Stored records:
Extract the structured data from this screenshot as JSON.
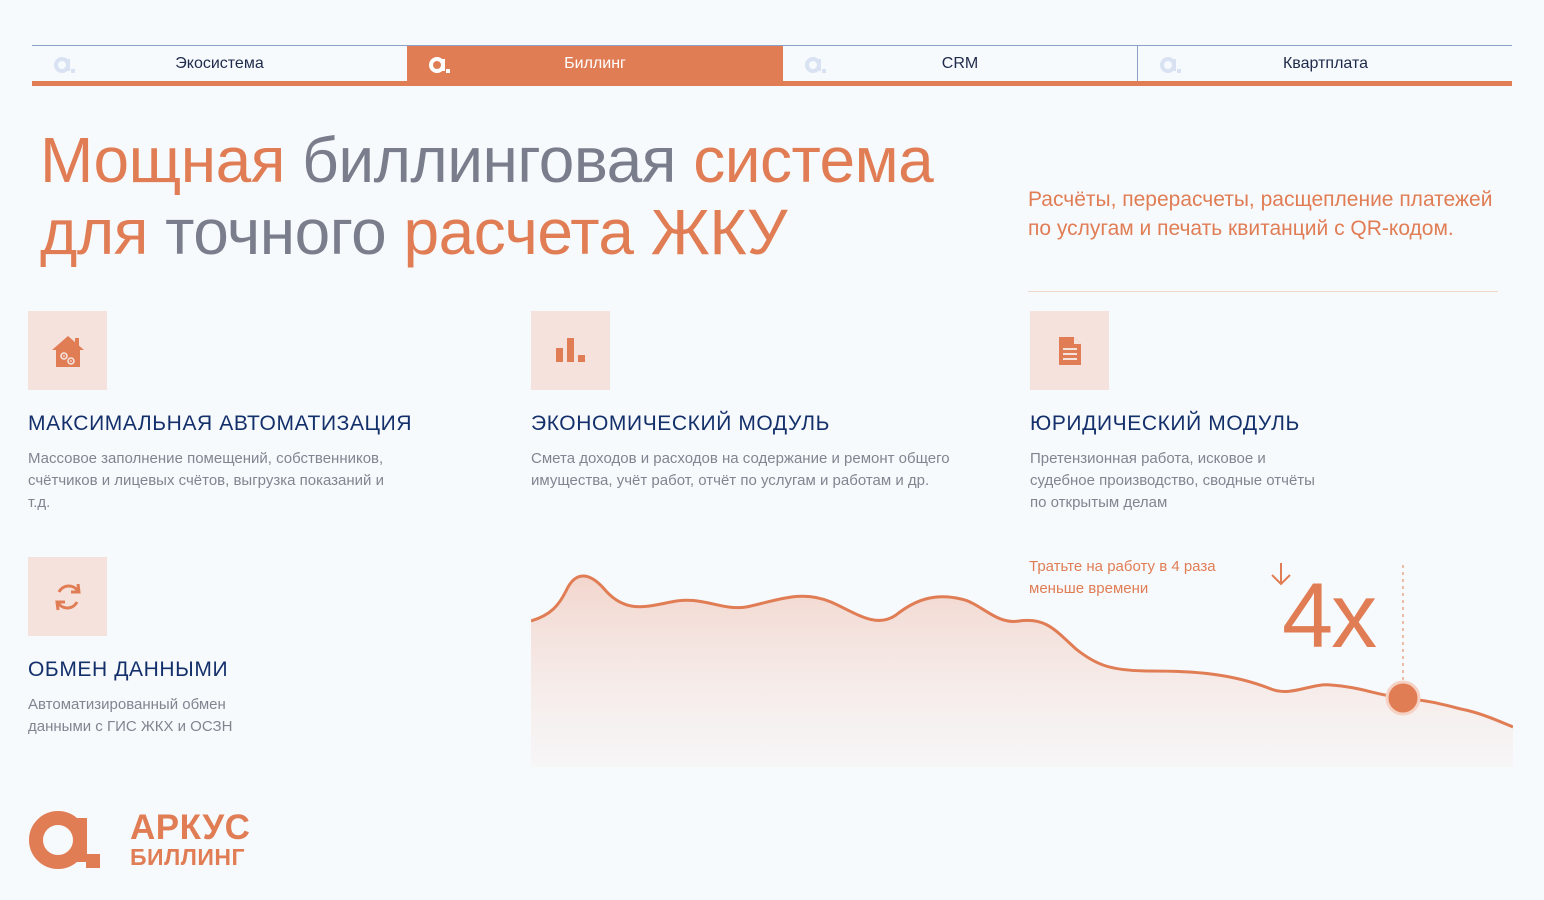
{
  "tabs": [
    {
      "label": "Экосистема",
      "active": false
    },
    {
      "label": "Биллинг",
      "active": true
    },
    {
      "label": "CRM",
      "active": false
    },
    {
      "label": "Квартплата",
      "active": false
    }
  ],
  "headline": {
    "part1": "Мощная",
    "part2": " биллинговая ",
    "part3": "система",
    "part4": "для",
    "part5": " точного ",
    "part6": "расчета ЖКУ"
  },
  "subheading": "Расчёты, перерасчеты, расщепление платежей по услугам и печать квитанций с QR-кодом.",
  "features": [
    {
      "icon": "house-gears-icon",
      "title": "МАКСИМАЛЬНАЯ АВТОМАТИЗАЦИЯ",
      "text": "Массовое заполнение помещений, собственников, счётчиков и лицевых счётов, выгрузка показаний и т.д."
    },
    {
      "icon": "bar-chart-icon",
      "title": "ЭКОНОМИЧЕСКИЙ МОДУЛЬ",
      "text": "Смета доходов и расходов на содержание и ремонт общего имущества, учёт работ, отчёт по услугам и работам и др."
    },
    {
      "icon": "document-icon",
      "title": "ЮРИДИЧЕСКИЙ МОДУЛЬ",
      "text": "Претензионная работа, исковое и судебное производство, сводные отчёты по открытым делам"
    },
    {
      "icon": "sync-arrows-icon",
      "title": "ОБМЕН ДАННЫМИ",
      "text": "Автоматизированный обмен данными с ГИС ЖКХ и ОСЗН"
    }
  ],
  "chart": {
    "note": "Тратьте на работу в 4 раза меньше времени",
    "multiplier": "4x"
  },
  "brand": {
    "name": "АРКУС",
    "sub": "БИЛЛИНГ"
  },
  "colors": {
    "accent": "#e07d55",
    "navy": "#14306b",
    "gray": "#7a7e8c",
    "icon_bg": "#f6e2dc"
  }
}
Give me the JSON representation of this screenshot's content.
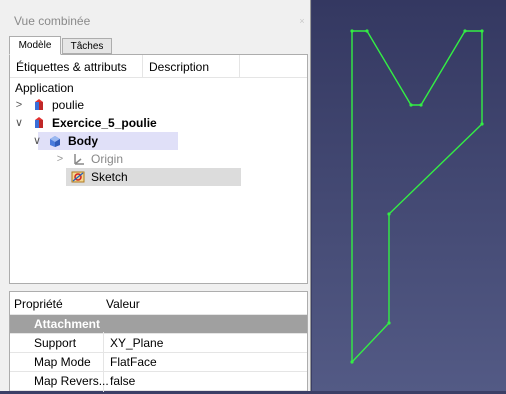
{
  "panel": {
    "title": "Vue combinée",
    "close_glyph": "×",
    "tabs": [
      {
        "label": "Modèle"
      },
      {
        "label": "Tâches"
      }
    ]
  },
  "tree": {
    "columns": [
      "Étiquettes & attributs",
      "Description"
    ],
    "root_label": "Application",
    "items": [
      {
        "label": "poulie",
        "chevron": ">",
        "icon": "part-icon"
      },
      {
        "label": "Exercice_5_poulie",
        "chevron": "∨",
        "icon": "part-icon"
      },
      {
        "label": "Body",
        "chevron": "∨",
        "icon": "body-icon"
      },
      {
        "label": "Origin",
        "chevron": ">",
        "icon": "origin-icon"
      },
      {
        "label": "Sketch",
        "chevron": "",
        "icon": "sketch-icon"
      }
    ]
  },
  "properties": {
    "columns": [
      "Propriété",
      "Valeur"
    ],
    "group": "Attachment",
    "rows": [
      {
        "name": "Support",
        "value": "XY_Plane"
      },
      {
        "name": "Map Mode",
        "value": "FlatFace"
      },
      {
        "name": "Map Revers...",
        "value": "false"
      }
    ]
  },
  "colors": {
    "selection": "#e0e0f8",
    "sketch_line": "#33ee44",
    "viewport_top": "#343861",
    "viewport_bottom": "#535a85"
  }
}
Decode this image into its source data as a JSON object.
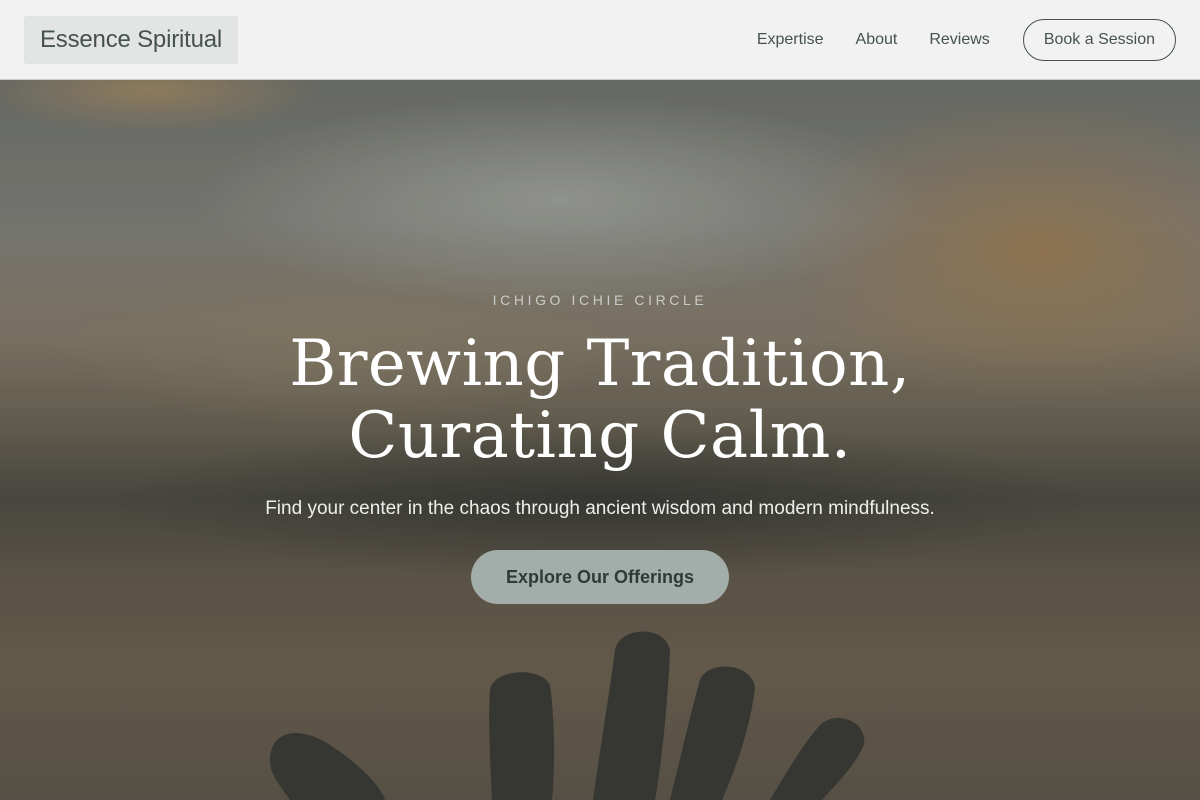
{
  "header": {
    "brand": "Essence Spiritual",
    "nav": {
      "expertise": "Expertise",
      "about": "About",
      "reviews": "Reviews"
    },
    "cta_label": "Book a Session"
  },
  "hero": {
    "eyebrow": "ICHIGO ICHIE CIRCLE",
    "headline_line1": "Brewing Tradition,",
    "headline_line2": "Curating Calm.",
    "subtext": "Find your center in the chaos through ancient wisdom and modern mindfulness.",
    "cta_label": "Explore Our Offerings"
  },
  "colors": {
    "header_bg": "#f1f2f1",
    "brand_text": "#46524f",
    "cta_bg": "#a3ada9",
    "cta_text": "#2f3b38",
    "headline": "#ffffff"
  }
}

→ Goal: Only the lines from the line containing "Decode this image" through the end of the data are to be reproduced, exactly and with both ends included; pictures are omitted.

→ Full answer:
Decode this image into its source data as a JSON object.
{
  "header": {
    "brand": "Essence Spiritual",
    "nav": {
      "expertise": "Expertise",
      "about": "About",
      "reviews": "Reviews"
    },
    "cta_label": "Book a Session"
  },
  "hero": {
    "eyebrow": "ICHIGO ICHIE CIRCLE",
    "headline_line1": "Brewing Tradition,",
    "headline_line2": "Curating Calm.",
    "subtext": "Find your center in the chaos through ancient wisdom and modern mindfulness.",
    "cta_label": "Explore Our Offerings"
  },
  "colors": {
    "header_bg": "#f1f2f1",
    "brand_text": "#46524f",
    "cta_bg": "#a3ada9",
    "cta_text": "#2f3b38",
    "headline": "#ffffff"
  }
}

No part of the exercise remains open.